## Begin Extracted records
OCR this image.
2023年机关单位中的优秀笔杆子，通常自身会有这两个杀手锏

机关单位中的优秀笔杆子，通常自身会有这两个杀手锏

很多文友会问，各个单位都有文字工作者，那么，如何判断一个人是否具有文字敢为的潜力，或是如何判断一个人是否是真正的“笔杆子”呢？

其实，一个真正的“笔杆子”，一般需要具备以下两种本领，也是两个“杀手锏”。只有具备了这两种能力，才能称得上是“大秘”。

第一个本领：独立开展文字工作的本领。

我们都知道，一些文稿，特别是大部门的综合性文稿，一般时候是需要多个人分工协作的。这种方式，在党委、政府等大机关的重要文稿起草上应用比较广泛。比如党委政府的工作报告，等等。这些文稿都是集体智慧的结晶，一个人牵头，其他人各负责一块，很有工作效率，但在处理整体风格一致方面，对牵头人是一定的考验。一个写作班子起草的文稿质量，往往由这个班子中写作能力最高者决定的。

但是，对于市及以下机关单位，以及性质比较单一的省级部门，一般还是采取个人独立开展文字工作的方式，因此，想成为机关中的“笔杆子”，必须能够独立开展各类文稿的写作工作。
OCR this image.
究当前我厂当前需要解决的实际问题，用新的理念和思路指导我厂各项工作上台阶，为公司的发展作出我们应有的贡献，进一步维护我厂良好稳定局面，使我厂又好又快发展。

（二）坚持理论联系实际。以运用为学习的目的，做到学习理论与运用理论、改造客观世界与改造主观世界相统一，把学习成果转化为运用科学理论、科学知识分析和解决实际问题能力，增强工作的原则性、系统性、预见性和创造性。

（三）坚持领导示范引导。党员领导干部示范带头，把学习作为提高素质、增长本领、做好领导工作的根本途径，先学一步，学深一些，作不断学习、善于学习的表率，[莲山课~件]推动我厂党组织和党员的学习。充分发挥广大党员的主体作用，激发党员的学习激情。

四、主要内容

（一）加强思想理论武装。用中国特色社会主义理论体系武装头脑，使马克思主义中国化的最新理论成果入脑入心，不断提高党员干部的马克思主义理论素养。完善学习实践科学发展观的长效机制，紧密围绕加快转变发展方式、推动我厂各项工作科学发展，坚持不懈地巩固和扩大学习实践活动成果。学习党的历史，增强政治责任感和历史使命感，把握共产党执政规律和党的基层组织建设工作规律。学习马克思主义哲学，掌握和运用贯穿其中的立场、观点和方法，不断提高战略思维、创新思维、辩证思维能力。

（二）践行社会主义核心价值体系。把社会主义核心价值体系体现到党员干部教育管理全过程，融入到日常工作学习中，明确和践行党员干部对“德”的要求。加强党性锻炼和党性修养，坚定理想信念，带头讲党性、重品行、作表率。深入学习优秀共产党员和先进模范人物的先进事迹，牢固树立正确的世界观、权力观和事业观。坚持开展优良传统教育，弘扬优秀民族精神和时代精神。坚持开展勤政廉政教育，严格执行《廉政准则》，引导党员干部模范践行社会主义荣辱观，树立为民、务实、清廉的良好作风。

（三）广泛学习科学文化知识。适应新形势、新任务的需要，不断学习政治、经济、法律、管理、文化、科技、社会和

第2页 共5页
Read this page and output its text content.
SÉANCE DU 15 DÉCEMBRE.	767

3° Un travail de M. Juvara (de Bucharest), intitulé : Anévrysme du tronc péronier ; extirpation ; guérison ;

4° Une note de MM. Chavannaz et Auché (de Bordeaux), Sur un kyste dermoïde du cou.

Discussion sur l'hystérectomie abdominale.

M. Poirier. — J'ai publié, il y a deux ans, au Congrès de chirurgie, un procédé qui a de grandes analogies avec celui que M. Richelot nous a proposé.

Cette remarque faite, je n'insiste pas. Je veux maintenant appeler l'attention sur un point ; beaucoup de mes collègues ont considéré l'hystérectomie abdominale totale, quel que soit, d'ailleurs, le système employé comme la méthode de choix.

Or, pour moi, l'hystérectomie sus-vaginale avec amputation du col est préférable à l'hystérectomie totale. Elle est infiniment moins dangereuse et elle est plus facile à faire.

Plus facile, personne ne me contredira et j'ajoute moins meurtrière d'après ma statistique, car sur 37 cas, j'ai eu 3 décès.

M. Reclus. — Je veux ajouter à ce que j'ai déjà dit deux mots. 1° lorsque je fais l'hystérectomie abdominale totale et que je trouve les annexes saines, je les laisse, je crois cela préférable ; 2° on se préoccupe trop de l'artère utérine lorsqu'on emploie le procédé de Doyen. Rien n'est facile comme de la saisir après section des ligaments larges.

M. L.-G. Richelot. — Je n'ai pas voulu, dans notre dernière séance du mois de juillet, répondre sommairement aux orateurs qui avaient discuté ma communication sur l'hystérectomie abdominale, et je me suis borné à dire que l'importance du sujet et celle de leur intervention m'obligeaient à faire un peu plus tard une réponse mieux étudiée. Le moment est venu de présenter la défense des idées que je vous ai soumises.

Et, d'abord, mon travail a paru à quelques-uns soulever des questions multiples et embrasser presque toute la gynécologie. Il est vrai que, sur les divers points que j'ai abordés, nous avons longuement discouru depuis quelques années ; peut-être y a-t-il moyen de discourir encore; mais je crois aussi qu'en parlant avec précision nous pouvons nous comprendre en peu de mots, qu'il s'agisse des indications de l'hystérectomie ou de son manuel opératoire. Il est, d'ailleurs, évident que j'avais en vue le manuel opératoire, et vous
## End Extracted records
Brief.
Return every record above exactly as it appears.

Finished task.
OCR this image.
2023年机关单位中的优秀笔杆子，通常自身会有这两个杀手锏

机关单位中的优秀笔杆子，通常自身会有这两个杀手锏

很多文友会问，各个单位都有文字工作者，那么，如何判断一个人是否具有文字敢为的潜力，或是如何判断一个人是否是真正的“笔杆子”呢？

其实，一个真正的“笔杆子”，一般需要具备以下两种本领，也是两个“杀手锏”。只有具备了这两种能力，才能称得上是“大秘”。

第一个本领：独立开展文字工作的本领。

我们都知道，一些文稿，特别是大部门的综合性文稿，一般时候是需要多个人分工协作的。这种方式，在党委、政府等大机关的重要文稿起草上应用比较广泛。比如党委政府的工作报告，等等。这些文稿都是集体智慧的结晶，一个人牵头，其他人各负责一块，很有工作效率，但在处理整体风格一致方面，对牵头人是一定的考验。一个写作班子起草的文稿质量，往往由这个班子中写作能力最高者决定的。

但是，对于市及以下机关单位，以及性质比较单一的省级部门，一般还是采取个人独立开展文字工作的方式，因此，想成为机关中的“笔杆子”，必须能够独立开展各类文稿的写作工作。
OCR this image.
究当前我厂当前需要解决的实际问题，用新的理念和思路指导我厂各项工作上台阶，为公司的发展作出我们应有的贡献，进一步维护我厂良好稳定局面，使我厂又好又快发展。

（二）坚持理论联系实际。以运用为学习的目的，做到学习理论与运用理论、改造客观世界与改造主观世界相统一，把学习成果转化为运用科学理论、科学知识分析和解决实际问题能力，增强工作的原则性、系统性、预见性和创造性。

（三）坚持领导示范引导。党员领导干部示范带头，把学习作为提高素质、增长本领、做好领导工作的根本途径，先学一步，学深一些，作不断学习、善于学习的表率，[莲山课~件]推动我厂党组织和党员的学习。充分发挥广大党员的主体作用，激发党员的学习激情。

四、主要内容

（一）加强思想理论武装。用中国特色社会主义理论体系武装头脑，使马克思主义中国化的最新理论成果入脑入心，不断提高党员干部的马克思主义理论素养。完善学习实践科学发展观的长效机制，紧密围绕加快转变发展方式、推动我厂各项工作科学发展，坚持不懈地巩固和扩大学习实践活动成果。学习党的历史，增强政治责任感和历史使命感，把握共产党执政规律和党的基层组织建设工作规律。学习马克思主义哲学，掌握和运用贯穿其中的立场、观点和方法，不断提高战略思维、创新思维、辩证思维能力。

（二）践行社会主义核心价值体系。把社会主义核心价值体系体现到党员干部教育管理全过程，融入到日常工作学习中，明确和践行党员干部对“德”的要求。加强党性锻炼和党性修养，坚定理想信念，带头讲党性、重品行、作表率。深入学习优秀共产党员和先进模范人物的先进事迹，牢固树立正确的世界观、权力观和事业观。坚持开展优良传统教育，弘扬优秀民族精神和时代精神。坚持开展勤政廉政教育，严格执行《廉政准则》，引导党员干部模范践行社会主义荣辱观，树立为民、务实、清廉的良好作风。

（三）广泛学习科学文化知识。适应新形势、新任务的需要，不断学习政治、经济、法律、管理、文化、科技、社会和

第2页 共5页
Read this page and output its text content.
SÉANCE DU 15 DÉCEMBRE.	767

3° Un travail de M. Juvara (de Bucharest), intitulé : Anévrysme du tronc péronier ; extirpation ; guérison ;

4° Une note de MM. Chavannaz et Auché (de Bordeaux), Sur un kyste dermoïde du cou.

Discussion sur l'hystérectomie abdominale.

M. Poirier. — J'ai publié, il y a deux ans, au Congrès de chirurgie, un procédé qui a de grandes analogies avec celui que M. Richelot nous a proposé.

Cette remarque faite, je n'insiste pas. Je veux maintenant appeler l'attention sur un point ; beaucoup de mes collègues ont considéré l'hystérectomie abdominale totale, quel que soit, d'ailleurs, le système employé comme la méthode de choix.

Or, pour moi, l'hystérectomie sus-vaginale avec amputation du col est préférable à l'hystérectomie totale. Elle est infiniment moins dangereuse et elle est plus facile à faire.

Plus facile, personne ne me contredira et j'ajoute moins meurtrière d'après ma statistique, car sur 37 cas, j'ai eu 3 décès.

M. Reclus. — Je veux ajouter à ce que j'ai déjà dit deux mots. 1° lorsque je fais l'hystérectomie abdominale totale et que je trouve les annexes saines, je les laisse, je crois cela préférable ; 2° on se préoccupe trop de l'artère utérine lorsqu'on emploie le procédé de Doyen. Rien n'est facile comme de la saisir après section des ligaments larges.

M. L.-G. Richelot. — Je n'ai pas voulu, dans notre dernière séance du mois de juillet, répondre sommairement aux orateurs qui avaient discuté ma communication sur l'hystérectomie abdominale, et je me suis borné à dire que l'importance du sujet et celle de leur intervention m'obligeaient à faire un peu plus tard une réponse mieux étudiée. Le moment est venu de présenter la défense des idées que je vous ai soumises.

Et, d'abord, mon travail a paru à quelques-uns soulever des questions multiples et embrasser presque toute la gynécologie. Il est vrai que, sur les divers points que j'ai abordés, nous avons longuement discouru depuis quelques années ; peut-être y a-t-il moyen de discourir encore; mais je crois aussi qu'en parlant avec précision nous pouvons nous comprendre en peu de mots, qu'il s'agisse des indications de l'hystérectomie ou de son manuel opératoire. Il est, d'ailleurs, évident que j'avais en vue le manuel opératoire, et vous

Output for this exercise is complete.